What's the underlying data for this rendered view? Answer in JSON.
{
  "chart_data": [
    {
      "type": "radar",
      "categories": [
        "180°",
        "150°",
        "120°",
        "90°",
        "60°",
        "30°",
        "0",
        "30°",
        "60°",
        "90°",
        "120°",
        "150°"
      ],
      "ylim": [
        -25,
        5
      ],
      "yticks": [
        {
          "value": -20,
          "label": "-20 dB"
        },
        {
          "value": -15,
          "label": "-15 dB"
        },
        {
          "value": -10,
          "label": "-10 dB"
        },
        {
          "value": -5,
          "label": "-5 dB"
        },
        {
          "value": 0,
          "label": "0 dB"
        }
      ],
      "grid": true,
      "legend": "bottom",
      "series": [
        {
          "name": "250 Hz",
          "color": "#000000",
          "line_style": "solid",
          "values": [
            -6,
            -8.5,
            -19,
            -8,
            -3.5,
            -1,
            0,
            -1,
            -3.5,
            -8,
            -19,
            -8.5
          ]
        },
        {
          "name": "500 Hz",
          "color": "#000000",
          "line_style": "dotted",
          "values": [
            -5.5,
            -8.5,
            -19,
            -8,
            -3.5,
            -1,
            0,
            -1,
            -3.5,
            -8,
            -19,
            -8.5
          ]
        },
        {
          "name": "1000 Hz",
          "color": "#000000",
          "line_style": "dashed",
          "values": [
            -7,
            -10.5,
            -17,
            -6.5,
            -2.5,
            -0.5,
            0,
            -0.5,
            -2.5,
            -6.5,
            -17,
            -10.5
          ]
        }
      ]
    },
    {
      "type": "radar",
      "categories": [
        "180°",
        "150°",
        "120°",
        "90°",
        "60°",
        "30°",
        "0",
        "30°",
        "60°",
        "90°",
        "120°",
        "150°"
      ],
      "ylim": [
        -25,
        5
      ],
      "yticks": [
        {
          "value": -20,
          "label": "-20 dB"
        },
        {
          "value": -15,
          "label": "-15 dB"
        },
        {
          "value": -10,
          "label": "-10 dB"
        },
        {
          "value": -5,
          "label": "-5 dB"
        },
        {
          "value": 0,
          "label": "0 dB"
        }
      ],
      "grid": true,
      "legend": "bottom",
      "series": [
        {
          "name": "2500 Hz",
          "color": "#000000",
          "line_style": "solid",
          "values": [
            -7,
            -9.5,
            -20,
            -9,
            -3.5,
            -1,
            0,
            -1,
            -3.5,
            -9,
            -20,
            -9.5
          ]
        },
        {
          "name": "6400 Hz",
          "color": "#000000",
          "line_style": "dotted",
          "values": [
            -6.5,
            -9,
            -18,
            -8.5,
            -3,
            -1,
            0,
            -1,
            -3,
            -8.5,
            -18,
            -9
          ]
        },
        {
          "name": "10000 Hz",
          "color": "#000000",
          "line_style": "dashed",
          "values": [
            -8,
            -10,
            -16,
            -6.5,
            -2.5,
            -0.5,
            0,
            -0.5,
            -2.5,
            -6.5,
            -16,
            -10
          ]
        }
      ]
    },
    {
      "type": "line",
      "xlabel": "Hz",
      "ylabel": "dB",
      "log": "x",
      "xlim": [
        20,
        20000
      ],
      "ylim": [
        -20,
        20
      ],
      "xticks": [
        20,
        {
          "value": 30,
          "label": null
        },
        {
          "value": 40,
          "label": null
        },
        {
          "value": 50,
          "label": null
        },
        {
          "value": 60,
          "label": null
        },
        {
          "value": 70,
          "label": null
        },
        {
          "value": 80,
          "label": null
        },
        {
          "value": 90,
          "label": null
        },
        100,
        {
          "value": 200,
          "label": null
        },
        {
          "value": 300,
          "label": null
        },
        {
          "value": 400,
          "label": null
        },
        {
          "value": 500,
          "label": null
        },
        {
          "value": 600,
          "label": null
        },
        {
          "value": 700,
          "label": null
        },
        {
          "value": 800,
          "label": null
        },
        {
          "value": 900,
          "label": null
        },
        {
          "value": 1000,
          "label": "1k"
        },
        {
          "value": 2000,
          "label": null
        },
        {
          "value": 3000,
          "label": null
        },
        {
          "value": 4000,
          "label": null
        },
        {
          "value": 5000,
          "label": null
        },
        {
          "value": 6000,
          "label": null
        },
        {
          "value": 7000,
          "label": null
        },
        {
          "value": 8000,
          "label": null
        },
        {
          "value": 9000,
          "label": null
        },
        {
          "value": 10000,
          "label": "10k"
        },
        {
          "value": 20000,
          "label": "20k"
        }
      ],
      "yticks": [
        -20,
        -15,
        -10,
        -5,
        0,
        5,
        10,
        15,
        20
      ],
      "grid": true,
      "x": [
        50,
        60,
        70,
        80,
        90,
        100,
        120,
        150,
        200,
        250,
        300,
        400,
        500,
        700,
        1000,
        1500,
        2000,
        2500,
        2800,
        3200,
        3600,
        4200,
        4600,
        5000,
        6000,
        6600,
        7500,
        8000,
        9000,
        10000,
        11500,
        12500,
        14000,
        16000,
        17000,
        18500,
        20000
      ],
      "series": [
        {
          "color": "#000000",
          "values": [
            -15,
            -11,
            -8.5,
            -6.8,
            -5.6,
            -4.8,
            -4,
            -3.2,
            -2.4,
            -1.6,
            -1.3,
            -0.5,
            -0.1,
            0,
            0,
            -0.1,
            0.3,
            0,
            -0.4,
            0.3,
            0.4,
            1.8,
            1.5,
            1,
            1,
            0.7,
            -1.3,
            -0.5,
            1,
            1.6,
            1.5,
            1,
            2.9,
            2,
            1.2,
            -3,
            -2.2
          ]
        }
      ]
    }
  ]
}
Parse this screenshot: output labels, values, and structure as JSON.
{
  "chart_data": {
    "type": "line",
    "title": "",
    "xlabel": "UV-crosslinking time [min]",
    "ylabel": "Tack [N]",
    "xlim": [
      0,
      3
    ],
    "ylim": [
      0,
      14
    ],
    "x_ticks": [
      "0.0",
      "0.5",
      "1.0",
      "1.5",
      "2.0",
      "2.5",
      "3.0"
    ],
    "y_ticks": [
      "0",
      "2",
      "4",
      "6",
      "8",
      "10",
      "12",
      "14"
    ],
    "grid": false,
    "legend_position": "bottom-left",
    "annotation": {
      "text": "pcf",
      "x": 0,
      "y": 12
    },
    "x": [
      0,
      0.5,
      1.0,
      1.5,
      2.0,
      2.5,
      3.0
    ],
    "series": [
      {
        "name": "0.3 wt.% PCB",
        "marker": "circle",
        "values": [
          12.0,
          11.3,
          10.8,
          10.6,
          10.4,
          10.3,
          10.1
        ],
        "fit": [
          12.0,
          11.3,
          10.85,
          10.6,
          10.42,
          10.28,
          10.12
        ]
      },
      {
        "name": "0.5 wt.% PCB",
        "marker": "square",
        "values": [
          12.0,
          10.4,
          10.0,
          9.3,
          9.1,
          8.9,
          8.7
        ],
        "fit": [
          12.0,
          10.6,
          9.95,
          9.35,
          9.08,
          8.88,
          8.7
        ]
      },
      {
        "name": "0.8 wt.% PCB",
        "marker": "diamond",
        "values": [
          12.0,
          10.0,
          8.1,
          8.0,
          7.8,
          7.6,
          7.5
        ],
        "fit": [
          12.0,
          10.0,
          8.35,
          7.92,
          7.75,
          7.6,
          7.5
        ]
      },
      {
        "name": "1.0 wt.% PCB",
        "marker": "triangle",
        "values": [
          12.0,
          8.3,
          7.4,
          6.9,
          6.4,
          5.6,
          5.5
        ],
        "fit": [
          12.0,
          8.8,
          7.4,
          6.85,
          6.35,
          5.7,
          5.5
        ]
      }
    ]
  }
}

- - - -

> **Given task**:
Print the records once more, exactly as they were given.

> **Answer below**:
What's the underlying data for this rendered view? Answer in JSON.
{
  "chart_data": [
    {
      "type": "radar",
      "categories": [
        "180°",
        "150°",
        "120°",
        "90°",
        "60°",
        "30°",
        "0",
        "30°",
        "60°",
        "90°",
        "120°",
        "150°"
      ],
      "ylim": [
        -25,
        5
      ],
      "yticks": [
        {
          "value": -20,
          "label": "-20 dB"
        },
        {
          "value": -15,
          "label": "-15 dB"
        },
        {
          "value": -10,
          "label": "-10 dB"
        },
        {
          "value": -5,
          "label": "-5 dB"
        },
        {
          "value": 0,
          "label": "0 dB"
        }
      ],
      "grid": true,
      "legend": "bottom",
      "series": [
        {
          "name": "250 Hz",
          "color": "#000000",
          "line_style": "solid",
          "values": [
            -6,
            -8.5,
            -19,
            -8,
            -3.5,
            -1,
            0,
            -1,
            -3.5,
            -8,
            -19,
            -8.5
          ]
        },
        {
          "name": "500 Hz",
          "color": "#000000",
          "line_style": "dotted",
          "values": [
            -5.5,
            -8.5,
            -19,
            -8,
            -3.5,
            -1,
            0,
            -1,
            -3.5,
            -8,
            -19,
            -8.5
          ]
        },
        {
          "name": "1000 Hz",
          "color": "#000000",
          "line_style": "dashed",
          "values": [
            -7,
            -10.5,
            -17,
            -6.5,
            -2.5,
            -0.5,
            0,
            -0.5,
            -2.5,
            -6.5,
            -17,
            -10.5
          ]
        }
      ]
    },
    {
      "type": "radar",
      "categories": [
        "180°",
        "150°",
        "120°",
        "90°",
        "60°",
        "30°",
        "0",
        "30°",
        "60°",
        "90°",
        "120°",
        "150°"
      ],
      "ylim": [
        -25,
        5
      ],
      "yticks": [
        {
          "value": -20,
          "label": "-20 dB"
        },
        {
          "value": -15,
          "label": "-15 dB"
        },
        {
          "value": -10,
          "label": "-10 dB"
        },
        {
          "value": -5,
          "label": "-5 dB"
        },
        {
          "value": 0,
          "label": "0 dB"
        }
      ],
      "grid": true,
      "legend": "bottom",
      "series": [
        {
          "name": "2500 Hz",
          "color": "#000000",
          "line_style": "solid",
          "values": [
            -7,
            -9.5,
            -20,
            -9,
            -3.5,
            -1,
            0,
            -1,
            -3.5,
            -9,
            -20,
            -9.5
          ]
        },
        {
          "name": "6400 Hz",
          "color": "#000000",
          "line_style": "dotted",
          "values": [
            -6.5,
            -9,
            -18,
            -8.5,
            -3,
            -1,
            0,
            -1,
            -3,
            -8.5,
            -18,
            -9
          ]
        },
        {
          "name": "10000 Hz",
          "color": "#000000",
          "line_style": "dashed",
          "values": [
            -8,
            -10,
            -16,
            -6.5,
            -2.5,
            -0.5,
            0,
            -0.5,
            -2.5,
            -6.5,
            -16,
            -10
          ]
        }
      ]
    },
    {
      "type": "line",
      "xlabel": "Hz",
      "ylabel": "dB",
      "log": "x",
      "xlim": [
        20,
        20000
      ],
      "ylim": [
        -20,
        20
      ],
      "xticks": [
        20,
        {
          "value": 30,
          "label": null
        },
        {
          "value": 40,
          "label": null
        },
        {
          "value": 50,
          "label": null
        },
        {
          "value": 60,
          "label": null
        },
        {
          "value": 70,
          "label": null
        },
        {
          "value": 80,
          "label": null
        },
        {
          "value": 90,
          "label": null
        },
        100,
        {
          "value": 200,
          "label": null
        },
        {
          "value": 300,
          "label": null
        },
        {
          "value": 400,
          "label": null
        },
        {
          "value": 500,
          "label": null
        },
        {
          "value": 600,
          "label": null
        },
        {
          "value": 700,
          "label": null
        },
        {
          "value": 800,
          "label": null
        },
        {
          "value": 900,
          "label": null
        },
        {
          "value": 1000,
          "label": "1k"
        },
        {
          "value": 2000,
          "label": null
        },
        {
          "value": 3000,
          "label": null
        },
        {
          "value": 4000,
          "label": null
        },
        {
          "value": 5000,
          "label": null
        },
        {
          "value": 6000,
          "label": null
        },
        {
          "value": 7000,
          "label": null
        },
        {
          "value": 8000,
          "label": null
        },
        {
          "value": 9000,
          "label": null
        },
        {
          "value": 10000,
          "label": "10k"
        },
        {
          "value": 20000,
          "label": "20k"
        }
      ],
      "yticks": [
        -20,
        -15,
        -10,
        -5,
        0,
        5,
        10,
        15,
        20
      ],
      "grid": true,
      "x": [
        50,
        60,
        70,
        80,
        90,
        100,
        120,
        150,
        200,
        250,
        300,
        400,
        500,
        700,
        1000,
        1500,
        2000,
        2500,
        2800,
        3200,
        3600,
        4200,
        4600,
        5000,
        6000,
        6600,
        7500,
        8000,
        9000,
        10000,
        11500,
        12500,
        14000,
        16000,
        17000,
        18500,
        20000
      ],
      "series": [
        {
          "color": "#000000",
          "values": [
            -15,
            -11,
            -8.5,
            -6.8,
            -5.6,
            -4.8,
            -4,
            -3.2,
            -2.4,
            -1.6,
            -1.3,
            -0.5,
            -0.1,
            0,
            0,
            -0.1,
            0.3,
            0,
            -0.4,
            0.3,
            0.4,
            1.8,
            1.5,
            1,
            1,
            0.7,
            -1.3,
            -0.5,
            1,
            1.6,
            1.5,
            1,
            2.9,
            2,
            1.2,
            -3,
            -2.2
          ]
        }
      ]
    }
  ]
}
Parse this screenshot: output labels, values, and structure as JSON.
{
  "chart_data": {
    "type": "line",
    "title": "",
    "xlabel": "UV-crosslinking time [min]",
    "ylabel": "Tack [N]",
    "xlim": [
      0,
      3
    ],
    "ylim": [
      0,
      14
    ],
    "x_ticks": [
      "0.0",
      "0.5",
      "1.0",
      "1.5",
      "2.0",
      "2.5",
      "3.0"
    ],
    "y_ticks": [
      "0",
      "2",
      "4",
      "6",
      "8",
      "10",
      "12",
      "14"
    ],
    "grid": false,
    "legend_position": "bottom-left",
    "annotation": {
      "text": "pcf",
      "x": 0,
      "y": 12
    },
    "x": [
      0,
      0.5,
      1.0,
      1.5,
      2.0,
      2.5,
      3.0
    ],
    "series": [
      {
        "name": "0.3 wt.% PCB",
        "marker": "circle",
        "values": [
          12.0,
          11.3,
          10.8,
          10.6,
          10.4,
          10.3,
          10.1
        ],
        "fit": [
          12.0,
          11.3,
          10.85,
          10.6,
          10.42,
          10.28,
          10.12
        ]
      },
      {
        "name": "0.5 wt.% PCB",
        "marker": "square",
        "values": [
          12.0,
          10.4,
          10.0,
          9.3,
          9.1,
          8.9,
          8.7
        ],
        "fit": [
          12.0,
          10.6,
          9.95,
          9.35,
          9.08,
          8.88,
          8.7
        ]
      },
      {
        "name": "0.8 wt.% PCB",
        "marker": "diamond",
        "values": [
          12.0,
          10.0,
          8.1,
          8.0,
          7.8,
          7.6,
          7.5
        ],
        "fit": [
          12.0,
          10.0,
          8.35,
          7.92,
          7.75,
          7.6,
          7.5
        ]
      },
      {
        "name": "1.0 wt.% PCB",
        "marker": "triangle",
        "values": [
          12.0,
          8.3,
          7.4,
          6.9,
          6.4,
          5.6,
          5.5
        ],
        "fit": [
          12.0,
          8.8,
          7.4,
          6.85,
          6.35,
          5.7,
          5.5
        ]
      }
    ]
  }
}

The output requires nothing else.